* Work to complete
Find and return every line of the data that contains the word "jeweils".

(Recorded data)
BEGIN
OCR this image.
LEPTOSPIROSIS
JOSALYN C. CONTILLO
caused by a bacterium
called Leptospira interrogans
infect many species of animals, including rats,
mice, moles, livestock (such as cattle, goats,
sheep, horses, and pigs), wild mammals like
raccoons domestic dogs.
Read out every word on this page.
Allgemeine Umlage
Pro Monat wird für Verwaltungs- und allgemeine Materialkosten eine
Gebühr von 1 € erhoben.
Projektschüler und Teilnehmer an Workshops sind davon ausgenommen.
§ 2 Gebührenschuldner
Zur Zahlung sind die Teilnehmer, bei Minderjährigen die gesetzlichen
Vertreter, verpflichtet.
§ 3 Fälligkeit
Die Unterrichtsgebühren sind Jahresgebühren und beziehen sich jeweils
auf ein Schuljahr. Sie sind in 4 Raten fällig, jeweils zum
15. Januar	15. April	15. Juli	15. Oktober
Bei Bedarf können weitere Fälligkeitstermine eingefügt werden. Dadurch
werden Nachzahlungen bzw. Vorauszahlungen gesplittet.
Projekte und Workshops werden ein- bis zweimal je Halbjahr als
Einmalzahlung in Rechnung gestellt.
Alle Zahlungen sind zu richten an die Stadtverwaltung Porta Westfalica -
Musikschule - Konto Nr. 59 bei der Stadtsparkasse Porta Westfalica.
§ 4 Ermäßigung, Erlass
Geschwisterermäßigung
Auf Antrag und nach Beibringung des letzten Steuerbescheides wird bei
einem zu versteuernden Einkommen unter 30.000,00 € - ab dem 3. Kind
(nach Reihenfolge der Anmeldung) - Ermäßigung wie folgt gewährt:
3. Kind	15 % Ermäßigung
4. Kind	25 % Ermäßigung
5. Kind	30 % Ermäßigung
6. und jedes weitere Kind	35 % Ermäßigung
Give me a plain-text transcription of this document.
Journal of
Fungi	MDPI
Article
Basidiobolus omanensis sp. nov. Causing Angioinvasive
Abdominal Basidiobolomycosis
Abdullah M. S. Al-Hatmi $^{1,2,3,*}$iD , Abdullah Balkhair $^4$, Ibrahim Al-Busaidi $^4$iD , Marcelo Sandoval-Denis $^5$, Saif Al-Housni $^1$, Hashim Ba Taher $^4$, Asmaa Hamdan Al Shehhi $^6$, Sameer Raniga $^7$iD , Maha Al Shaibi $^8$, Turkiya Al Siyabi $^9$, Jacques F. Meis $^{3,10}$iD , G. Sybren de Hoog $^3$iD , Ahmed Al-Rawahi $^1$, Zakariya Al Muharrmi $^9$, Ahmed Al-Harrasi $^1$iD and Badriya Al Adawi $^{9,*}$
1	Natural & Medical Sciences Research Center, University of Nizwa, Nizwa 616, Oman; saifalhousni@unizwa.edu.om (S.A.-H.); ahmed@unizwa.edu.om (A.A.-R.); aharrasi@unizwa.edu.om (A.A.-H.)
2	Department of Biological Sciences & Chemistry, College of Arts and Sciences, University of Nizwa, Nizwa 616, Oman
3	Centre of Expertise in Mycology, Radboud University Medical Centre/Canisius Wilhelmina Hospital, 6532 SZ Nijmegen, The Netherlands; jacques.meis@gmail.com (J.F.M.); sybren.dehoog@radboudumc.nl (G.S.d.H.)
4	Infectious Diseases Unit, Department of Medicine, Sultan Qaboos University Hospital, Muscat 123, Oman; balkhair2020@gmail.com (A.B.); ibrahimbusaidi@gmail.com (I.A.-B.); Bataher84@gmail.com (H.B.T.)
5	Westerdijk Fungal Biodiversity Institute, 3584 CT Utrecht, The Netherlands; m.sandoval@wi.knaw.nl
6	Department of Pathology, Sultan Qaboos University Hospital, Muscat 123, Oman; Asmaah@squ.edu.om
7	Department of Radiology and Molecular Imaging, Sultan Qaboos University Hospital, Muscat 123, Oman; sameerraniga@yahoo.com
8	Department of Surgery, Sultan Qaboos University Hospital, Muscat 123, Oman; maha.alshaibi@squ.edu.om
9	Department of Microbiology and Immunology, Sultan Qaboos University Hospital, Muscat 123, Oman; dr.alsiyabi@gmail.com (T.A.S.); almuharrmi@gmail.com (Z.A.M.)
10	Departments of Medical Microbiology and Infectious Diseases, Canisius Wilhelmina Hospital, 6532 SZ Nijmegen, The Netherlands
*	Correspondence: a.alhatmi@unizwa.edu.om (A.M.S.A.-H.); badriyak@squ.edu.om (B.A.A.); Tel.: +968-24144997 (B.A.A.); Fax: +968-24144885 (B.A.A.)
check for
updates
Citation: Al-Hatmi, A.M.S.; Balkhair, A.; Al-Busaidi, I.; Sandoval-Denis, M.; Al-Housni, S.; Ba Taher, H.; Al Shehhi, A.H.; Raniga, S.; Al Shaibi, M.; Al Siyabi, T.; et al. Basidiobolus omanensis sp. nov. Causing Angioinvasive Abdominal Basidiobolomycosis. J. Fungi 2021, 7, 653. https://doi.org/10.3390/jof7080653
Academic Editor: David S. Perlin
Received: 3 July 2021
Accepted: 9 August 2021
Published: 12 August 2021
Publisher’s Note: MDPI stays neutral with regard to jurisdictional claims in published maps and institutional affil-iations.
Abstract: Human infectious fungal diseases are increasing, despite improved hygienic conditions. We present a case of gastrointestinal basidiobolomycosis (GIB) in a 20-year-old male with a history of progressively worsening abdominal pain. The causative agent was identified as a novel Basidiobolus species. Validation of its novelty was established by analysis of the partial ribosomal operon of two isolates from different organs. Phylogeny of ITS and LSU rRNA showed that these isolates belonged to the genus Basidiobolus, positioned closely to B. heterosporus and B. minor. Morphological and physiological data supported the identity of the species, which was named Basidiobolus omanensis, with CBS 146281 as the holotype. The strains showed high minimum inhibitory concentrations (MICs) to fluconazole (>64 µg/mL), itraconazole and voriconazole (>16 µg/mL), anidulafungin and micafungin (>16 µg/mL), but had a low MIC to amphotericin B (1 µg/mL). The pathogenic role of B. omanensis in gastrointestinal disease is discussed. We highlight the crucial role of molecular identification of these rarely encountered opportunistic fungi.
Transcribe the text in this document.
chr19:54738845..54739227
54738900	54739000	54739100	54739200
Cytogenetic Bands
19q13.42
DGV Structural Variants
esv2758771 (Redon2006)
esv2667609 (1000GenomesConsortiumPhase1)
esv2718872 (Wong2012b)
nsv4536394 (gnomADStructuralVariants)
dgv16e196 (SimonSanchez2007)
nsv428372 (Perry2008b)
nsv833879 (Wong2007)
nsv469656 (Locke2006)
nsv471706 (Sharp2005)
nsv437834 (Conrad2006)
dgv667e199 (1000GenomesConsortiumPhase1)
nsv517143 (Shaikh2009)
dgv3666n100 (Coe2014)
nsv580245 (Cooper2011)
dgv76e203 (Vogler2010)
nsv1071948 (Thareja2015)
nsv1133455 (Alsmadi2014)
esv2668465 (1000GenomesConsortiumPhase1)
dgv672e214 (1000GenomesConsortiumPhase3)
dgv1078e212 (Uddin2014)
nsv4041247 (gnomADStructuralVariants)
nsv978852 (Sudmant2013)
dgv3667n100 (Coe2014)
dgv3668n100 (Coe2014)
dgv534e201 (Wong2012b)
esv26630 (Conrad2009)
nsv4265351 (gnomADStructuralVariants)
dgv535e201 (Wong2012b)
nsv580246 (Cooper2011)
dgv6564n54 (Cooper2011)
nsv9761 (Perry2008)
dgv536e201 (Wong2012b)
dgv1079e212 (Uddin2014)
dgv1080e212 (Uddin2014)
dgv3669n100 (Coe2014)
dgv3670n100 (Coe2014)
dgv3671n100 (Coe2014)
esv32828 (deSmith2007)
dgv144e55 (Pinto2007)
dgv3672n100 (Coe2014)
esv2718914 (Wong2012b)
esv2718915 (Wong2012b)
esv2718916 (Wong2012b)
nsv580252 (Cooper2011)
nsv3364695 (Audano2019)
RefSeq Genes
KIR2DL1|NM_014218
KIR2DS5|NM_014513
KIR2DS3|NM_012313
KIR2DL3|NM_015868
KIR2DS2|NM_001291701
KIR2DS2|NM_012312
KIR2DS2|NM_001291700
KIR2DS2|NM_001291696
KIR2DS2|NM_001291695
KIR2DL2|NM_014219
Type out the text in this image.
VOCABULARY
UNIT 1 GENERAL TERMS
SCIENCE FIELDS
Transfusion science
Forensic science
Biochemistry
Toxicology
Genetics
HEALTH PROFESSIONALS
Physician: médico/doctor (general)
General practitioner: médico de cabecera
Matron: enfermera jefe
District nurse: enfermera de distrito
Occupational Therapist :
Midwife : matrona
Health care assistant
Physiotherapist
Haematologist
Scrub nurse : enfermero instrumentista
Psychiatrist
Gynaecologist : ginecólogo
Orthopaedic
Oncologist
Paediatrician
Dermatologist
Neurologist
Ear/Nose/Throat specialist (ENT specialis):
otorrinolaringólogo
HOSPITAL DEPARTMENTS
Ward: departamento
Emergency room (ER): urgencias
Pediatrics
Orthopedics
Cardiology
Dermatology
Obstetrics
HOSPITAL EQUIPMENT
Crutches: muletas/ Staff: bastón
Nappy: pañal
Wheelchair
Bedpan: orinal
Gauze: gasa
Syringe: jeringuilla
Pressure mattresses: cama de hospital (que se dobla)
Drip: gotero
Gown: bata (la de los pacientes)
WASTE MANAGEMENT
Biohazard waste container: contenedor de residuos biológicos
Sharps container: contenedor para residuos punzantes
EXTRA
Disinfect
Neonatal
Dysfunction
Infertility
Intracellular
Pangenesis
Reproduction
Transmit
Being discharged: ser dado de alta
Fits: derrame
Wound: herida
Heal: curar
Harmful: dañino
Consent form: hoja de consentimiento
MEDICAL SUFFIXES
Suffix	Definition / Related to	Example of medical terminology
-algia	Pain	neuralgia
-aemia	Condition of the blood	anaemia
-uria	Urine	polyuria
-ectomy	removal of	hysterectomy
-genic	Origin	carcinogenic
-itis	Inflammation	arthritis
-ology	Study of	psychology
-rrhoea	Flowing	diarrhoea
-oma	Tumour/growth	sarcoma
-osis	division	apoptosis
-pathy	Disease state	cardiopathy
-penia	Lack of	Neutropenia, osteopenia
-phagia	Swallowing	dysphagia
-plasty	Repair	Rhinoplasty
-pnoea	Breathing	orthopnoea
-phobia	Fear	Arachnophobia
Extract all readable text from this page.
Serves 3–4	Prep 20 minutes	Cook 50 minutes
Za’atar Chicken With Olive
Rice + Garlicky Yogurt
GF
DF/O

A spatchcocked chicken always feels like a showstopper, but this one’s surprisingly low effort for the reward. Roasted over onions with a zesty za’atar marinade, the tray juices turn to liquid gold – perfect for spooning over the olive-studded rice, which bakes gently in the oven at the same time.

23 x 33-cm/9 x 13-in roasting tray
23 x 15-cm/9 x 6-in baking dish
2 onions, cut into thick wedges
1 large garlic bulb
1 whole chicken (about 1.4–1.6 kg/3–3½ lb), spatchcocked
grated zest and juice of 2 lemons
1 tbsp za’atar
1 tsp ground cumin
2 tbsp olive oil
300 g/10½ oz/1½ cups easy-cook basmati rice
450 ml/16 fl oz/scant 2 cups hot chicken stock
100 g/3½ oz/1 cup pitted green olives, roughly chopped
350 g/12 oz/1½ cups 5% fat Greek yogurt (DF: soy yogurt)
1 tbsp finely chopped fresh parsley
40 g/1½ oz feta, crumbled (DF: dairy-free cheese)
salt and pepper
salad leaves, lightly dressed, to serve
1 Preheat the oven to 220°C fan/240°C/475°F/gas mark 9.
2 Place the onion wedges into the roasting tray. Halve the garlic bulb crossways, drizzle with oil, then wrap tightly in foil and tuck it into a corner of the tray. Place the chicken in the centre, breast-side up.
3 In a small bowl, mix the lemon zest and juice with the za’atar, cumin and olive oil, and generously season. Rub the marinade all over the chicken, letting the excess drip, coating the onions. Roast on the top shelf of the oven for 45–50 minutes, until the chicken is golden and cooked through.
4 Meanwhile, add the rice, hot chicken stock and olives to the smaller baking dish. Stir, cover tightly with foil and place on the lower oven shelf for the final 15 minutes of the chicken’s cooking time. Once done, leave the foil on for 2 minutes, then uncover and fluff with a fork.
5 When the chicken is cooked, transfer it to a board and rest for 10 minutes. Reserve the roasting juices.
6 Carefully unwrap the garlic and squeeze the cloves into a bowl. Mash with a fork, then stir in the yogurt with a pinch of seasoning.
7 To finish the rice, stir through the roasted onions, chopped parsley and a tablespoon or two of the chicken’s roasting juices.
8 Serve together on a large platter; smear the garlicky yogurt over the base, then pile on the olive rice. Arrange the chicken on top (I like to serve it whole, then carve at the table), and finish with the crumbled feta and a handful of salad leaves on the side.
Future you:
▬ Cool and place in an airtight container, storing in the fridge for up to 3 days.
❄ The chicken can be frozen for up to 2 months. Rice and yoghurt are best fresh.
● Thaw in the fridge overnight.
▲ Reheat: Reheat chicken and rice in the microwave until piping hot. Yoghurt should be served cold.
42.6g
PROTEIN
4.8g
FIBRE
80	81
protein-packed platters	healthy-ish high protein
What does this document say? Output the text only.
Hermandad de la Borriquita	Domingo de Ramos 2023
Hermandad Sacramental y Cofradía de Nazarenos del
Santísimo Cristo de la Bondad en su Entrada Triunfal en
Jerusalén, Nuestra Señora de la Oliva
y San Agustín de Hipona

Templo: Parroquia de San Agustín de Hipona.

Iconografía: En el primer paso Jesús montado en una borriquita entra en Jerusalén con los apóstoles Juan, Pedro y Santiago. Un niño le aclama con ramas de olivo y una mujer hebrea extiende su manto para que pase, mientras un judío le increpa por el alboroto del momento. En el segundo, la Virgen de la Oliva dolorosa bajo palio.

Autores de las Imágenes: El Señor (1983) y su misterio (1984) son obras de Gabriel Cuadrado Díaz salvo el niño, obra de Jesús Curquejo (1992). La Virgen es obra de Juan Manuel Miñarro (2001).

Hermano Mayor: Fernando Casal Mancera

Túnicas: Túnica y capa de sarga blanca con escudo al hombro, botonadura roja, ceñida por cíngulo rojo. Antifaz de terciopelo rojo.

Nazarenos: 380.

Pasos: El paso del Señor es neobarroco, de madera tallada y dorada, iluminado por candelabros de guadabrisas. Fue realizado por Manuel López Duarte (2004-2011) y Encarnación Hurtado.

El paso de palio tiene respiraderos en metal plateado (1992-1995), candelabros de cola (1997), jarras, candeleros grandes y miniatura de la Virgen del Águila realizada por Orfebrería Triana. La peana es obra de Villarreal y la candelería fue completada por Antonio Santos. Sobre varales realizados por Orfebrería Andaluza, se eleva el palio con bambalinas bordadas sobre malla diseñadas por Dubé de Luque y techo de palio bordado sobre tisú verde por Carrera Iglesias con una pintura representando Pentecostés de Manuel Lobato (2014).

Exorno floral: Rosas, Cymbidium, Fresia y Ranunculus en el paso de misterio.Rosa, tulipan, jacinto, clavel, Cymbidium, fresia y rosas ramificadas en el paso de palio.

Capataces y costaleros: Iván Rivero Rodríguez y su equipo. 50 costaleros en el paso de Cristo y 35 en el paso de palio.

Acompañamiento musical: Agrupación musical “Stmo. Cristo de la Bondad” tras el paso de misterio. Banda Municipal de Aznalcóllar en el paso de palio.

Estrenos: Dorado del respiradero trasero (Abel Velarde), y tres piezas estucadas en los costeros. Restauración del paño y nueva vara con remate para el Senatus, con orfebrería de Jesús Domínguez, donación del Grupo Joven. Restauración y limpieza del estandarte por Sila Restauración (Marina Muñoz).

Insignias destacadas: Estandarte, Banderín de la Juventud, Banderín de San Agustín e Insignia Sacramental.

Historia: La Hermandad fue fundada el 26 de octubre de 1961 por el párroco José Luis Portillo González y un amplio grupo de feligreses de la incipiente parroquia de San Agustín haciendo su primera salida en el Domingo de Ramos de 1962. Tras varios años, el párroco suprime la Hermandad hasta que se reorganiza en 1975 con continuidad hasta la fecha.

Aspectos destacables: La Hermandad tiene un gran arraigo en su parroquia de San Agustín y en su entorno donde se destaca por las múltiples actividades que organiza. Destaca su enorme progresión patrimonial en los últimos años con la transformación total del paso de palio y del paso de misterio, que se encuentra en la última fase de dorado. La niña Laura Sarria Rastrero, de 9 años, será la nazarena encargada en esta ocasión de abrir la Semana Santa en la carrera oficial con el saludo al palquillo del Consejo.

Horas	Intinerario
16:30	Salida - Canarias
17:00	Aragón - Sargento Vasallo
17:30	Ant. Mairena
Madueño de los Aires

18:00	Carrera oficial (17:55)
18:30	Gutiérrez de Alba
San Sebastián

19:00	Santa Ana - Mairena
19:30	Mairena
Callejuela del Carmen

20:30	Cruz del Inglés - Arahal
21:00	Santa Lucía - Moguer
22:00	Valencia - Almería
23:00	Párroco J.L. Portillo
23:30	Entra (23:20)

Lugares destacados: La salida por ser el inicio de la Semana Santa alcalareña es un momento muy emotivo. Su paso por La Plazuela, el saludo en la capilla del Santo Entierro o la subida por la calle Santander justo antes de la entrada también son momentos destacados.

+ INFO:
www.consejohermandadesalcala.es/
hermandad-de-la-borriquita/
END
* The answer
Die Unterrichtsgebühren sind Jahresgebühren und beziehen sich jeweils
auf ein Schuljahr. Sie sind in 4 Raten fällig, jeweils zum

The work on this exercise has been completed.